▶ **Problem requirements**
Copy all lines below containing "JSON".

▶ **Items listed in a dataset**

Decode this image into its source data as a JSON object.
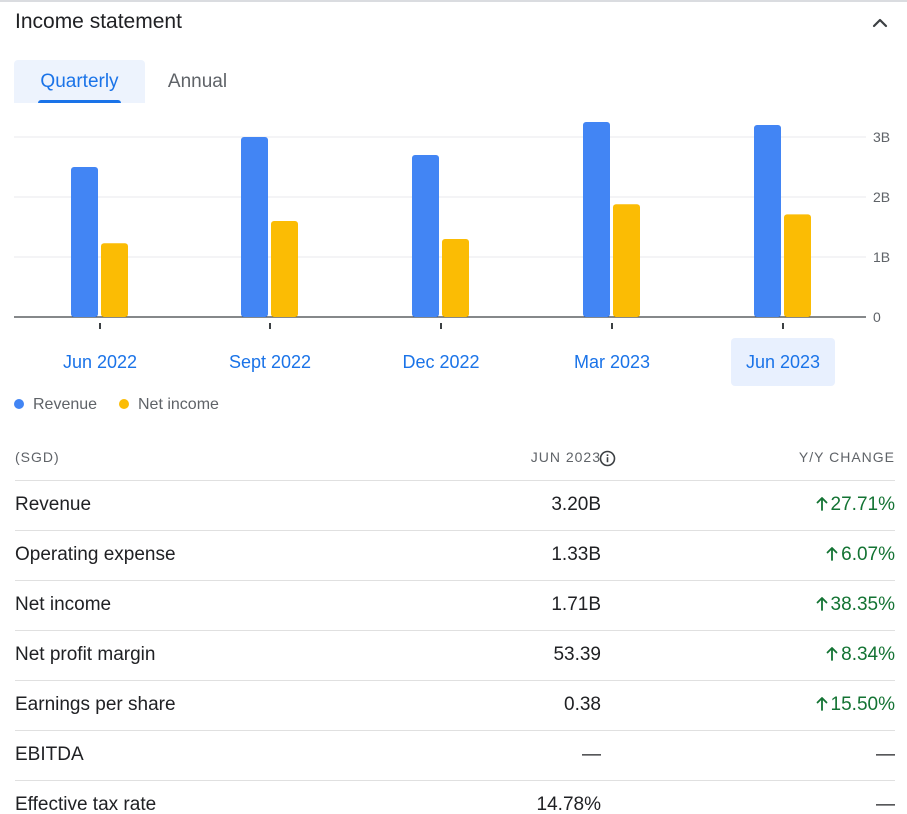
{
  "header": {
    "title": "Income statement",
    "collapse_icon": "chevron-up-icon"
  },
  "tabs": [
    {
      "label": "Quarterly",
      "selected": true
    },
    {
      "label": "Annual",
      "selected": false
    }
  ],
  "colors": {
    "revenue": "#4285f4",
    "net_income": "#fbbc04",
    "accent": "#1a73e8",
    "positive": "#137333"
  },
  "chart_data": {
    "type": "bar",
    "categories": [
      "Jun 2022",
      "Sept 2022",
      "Dec 2022",
      "Mar 2023",
      "Jun 2023"
    ],
    "selected_category": "Jun 2023",
    "series": [
      {
        "name": "Revenue",
        "values": [
          2.5,
          3.0,
          2.7,
          3.25,
          3.2
        ]
      },
      {
        "name": "Net income",
        "values": [
          1.23,
          1.6,
          1.3,
          1.88,
          1.71
        ]
      }
    ],
    "yticks": [
      {
        "value": 0,
        "label": "0"
      },
      {
        "value": 1,
        "label": "1B"
      },
      {
        "value": 2,
        "label": "2B"
      },
      {
        "value": 3,
        "label": "3B"
      }
    ],
    "ylim": [
      0,
      3.3
    ],
    "unit": "B"
  },
  "legend": [
    {
      "label": "Revenue",
      "icon": "revenue-dot"
    },
    {
      "label": "Net income",
      "icon": "net-income-dot"
    }
  ],
  "table": {
    "columns": [
      "(SGD)",
      "JUN 2023",
      "Y/Y CHANGE"
    ],
    "rows": [
      {
        "label": "Revenue",
        "value": "3.20B",
        "change": "27.71%",
        "direction": "up"
      },
      {
        "label": "Operating expense",
        "value": "1.33B",
        "change": "6.07%",
        "direction": "up"
      },
      {
        "label": "Net income",
        "value": "1.71B",
        "change": "38.35%",
        "direction": "up"
      },
      {
        "label": "Net profit margin",
        "value": "53.39",
        "change": "8.34%",
        "direction": "up"
      },
      {
        "label": "Earnings per share",
        "value": "0.38",
        "change": "15.50%",
        "direction": "up"
      },
      {
        "label": "EBITDA",
        "value": "—",
        "change": "—",
        "direction": "none"
      },
      {
        "label": "Effective tax rate",
        "value": "14.78%",
        "change": "—",
        "direction": "none"
      }
    ]
  }
}
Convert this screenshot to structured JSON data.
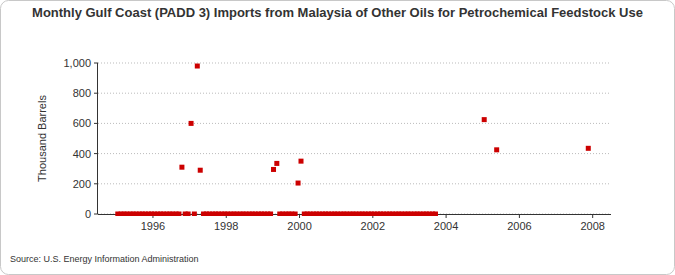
{
  "chart_data": {
    "type": "scatter",
    "title": "Monthly Gulf Coast (PADD 3) Imports from Malaysia of Other Oils for Petrochemical Feedstock Use",
    "y_label": "Thousand Barrels",
    "source": "Source: U.S. Energy Information Administration",
    "marker": "square",
    "color": "#cc0000",
    "grid": true,
    "xlim": [
      1994.5,
      2008.5
    ],
    "xticks": [
      1996,
      1998,
      2000,
      2002,
      2004,
      2006,
      2008
    ],
    "ylim": [
      0,
      1000
    ],
    "yticks": [
      0,
      200,
      400,
      600,
      800,
      {
        "value": 1000,
        "label": "1,000"
      }
    ],
    "x": [
      1995.04,
      1995.13,
      1995.21,
      1995.29,
      1995.38,
      1995.46,
      1995.54,
      1995.63,
      1995.71,
      1995.79,
      1995.88,
      1995.96,
      1996.04,
      1996.13,
      1996.21,
      1996.29,
      1996.38,
      1996.46,
      1996.54,
      1996.63,
      1996.71,
      1996.79,
      1996.88,
      1996.96,
      1997.04,
      1997.13,
      1997.21,
      1997.29,
      1997.38,
      1997.46,
      1997.54,
      1997.63,
      1997.71,
      1997.79,
      1997.88,
      1997.96,
      1998.04,
      1998.13,
      1998.21,
      1998.29,
      1998.38,
      1998.46,
      1998.54,
      1998.63,
      1998.71,
      1998.79,
      1998.88,
      1998.96,
      1999.04,
      1999.13,
      1999.21,
      1999.29,
      1999.38,
      1999.46,
      1999.54,
      1999.63,
      1999.71,
      1999.79,
      1999.88,
      1999.96,
      2000.04,
      2000.13,
      2000.21,
      2000.29,
      2000.38,
      2000.46,
      2000.54,
      2000.63,
      2000.71,
      2000.79,
      2000.88,
      2000.96,
      2001.04,
      2001.13,
      2001.21,
      2001.29,
      2001.38,
      2001.46,
      2001.54,
      2001.63,
      2001.71,
      2001.79,
      2001.88,
      2001.96,
      2002.04,
      2002.13,
      2002.21,
      2002.29,
      2002.38,
      2002.46,
      2002.54,
      2002.63,
      2002.71,
      2002.79,
      2002.88,
      2002.96,
      2003.04,
      2003.13,
      2003.21,
      2003.29,
      2003.38,
      2003.46,
      2003.54,
      2003.63,
      2003.71,
      2005.04,
      2005.38,
      2007.88
    ],
    "values": [
      0,
      0,
      0,
      0,
      0,
      0,
      0,
      0,
      0,
      0,
      0,
      0,
      0,
      0,
      0,
      0,
      0,
      0,
      0,
      0,
      0,
      310,
      0,
      0,
      600,
      0,
      980,
      290,
      0,
      0,
      0,
      0,
      0,
      0,
      0,
      0,
      0,
      0,
      0,
      0,
      0,
      0,
      0,
      0,
      0,
      0,
      0,
      0,
      0,
      0,
      0,
      295,
      335,
      0,
      0,
      0,
      0,
      0,
      0,
      205,
      350,
      0,
      0,
      0,
      0,
      0,
      0,
      0,
      0,
      0,
      0,
      0,
      0,
      0,
      0,
      0,
      0,
      0,
      0,
      0,
      0,
      0,
      0,
      0,
      0,
      0,
      0,
      0,
      0,
      0,
      0,
      0,
      0,
      0,
      0,
      0,
      0,
      0,
      0,
      0,
      0,
      0,
      0,
      0,
      0,
      625,
      425,
      435
    ]
  }
}
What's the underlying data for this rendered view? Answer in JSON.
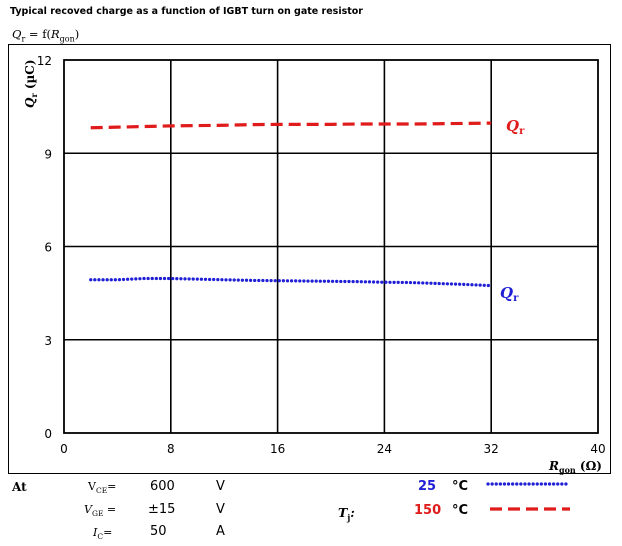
{
  "header": {
    "title": "Typical recoved charge as a function of IGBT turn on gate resistor",
    "formula_left": "Q",
    "formula_left_sub": "r",
    "formula_eq": " = f(",
    "formula_var": "R",
    "formula_var_sub": "gon",
    "formula_close": ")"
  },
  "chart_data": {
    "type": "line",
    "ylabel": "Qr (µC)",
    "xlabel": "Rgon (Ω)",
    "xlim": [
      0,
      40
    ],
    "ylim": [
      0,
      12
    ],
    "x_ticks": [
      "0",
      "8",
      "16",
      "24",
      "32",
      "40"
    ],
    "y_ticks": [
      "0",
      "3",
      "6",
      "9",
      "12"
    ],
    "grid": true,
    "series": [
      {
        "name": "25 °C",
        "label": "Qr",
        "color": "#1f1fd6",
        "style": "dotted",
        "x": [
          2,
          4,
          6,
          8,
          10,
          12,
          14,
          16,
          18,
          20,
          22,
          24,
          26,
          28,
          30,
          32
        ],
        "y": [
          4.93,
          4.93,
          4.97,
          4.97,
          4.95,
          4.93,
          4.91,
          4.9,
          4.89,
          4.88,
          4.87,
          4.85,
          4.84,
          4.81,
          4.78,
          4.74
        ]
      },
      {
        "name": "150 °C",
        "label": "Qr",
        "color": "#e01b1b",
        "style": "dashed",
        "x": [
          2,
          4,
          6,
          8,
          10,
          12,
          14,
          16,
          18,
          20,
          22,
          24,
          26,
          28,
          30,
          32
        ],
        "y": [
          9.82,
          9.84,
          9.86,
          9.88,
          9.89,
          9.9,
          9.92,
          9.93,
          9.93,
          9.93,
          9.94,
          9.94,
          9.94,
          9.95,
          9.96,
          9.97
        ]
      }
    ]
  },
  "axis_labels": {
    "y_label_main": "Q",
    "y_label_sub": "r",
    "y_label_unit": " (µC)",
    "x_label_main": "R",
    "x_label_sub": "gon",
    "x_label_unit": " (Ω)"
  },
  "series_labels": {
    "upper_main": "Q",
    "upper_sub": "r",
    "lower_main": "Q",
    "lower_sub": "r"
  },
  "conditions": {
    "at_label": "At",
    "vce_label": "V",
    "vce_sub": "CE",
    "vce_eq": "=",
    "vce_value": "600",
    "vce_unit": "V",
    "vge_label": "V",
    "vge_sub": "GE",
    "vge_eq": " =",
    "vge_value": "±15",
    "vge_unit": "V",
    "ic_label": "I",
    "ic_sub": "C",
    "ic_eq": "=",
    "ic_value": "50",
    "ic_unit": "A",
    "tj_label": "T",
    "tj_sub": "j",
    "tj_colon": ":",
    "temp1_value": "25",
    "temp1_unit": "°C",
    "temp1_color": "#1f1fd6",
    "temp2_value": "150",
    "temp2_unit": "°C",
    "temp2_color": "#e01b1b"
  }
}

▶ **Problem solution**
Decode this image into its source data as a JSON object.
Convert this screenshot to structured JSON data.
What's the underlying data for this rendered view? Answer in JSON.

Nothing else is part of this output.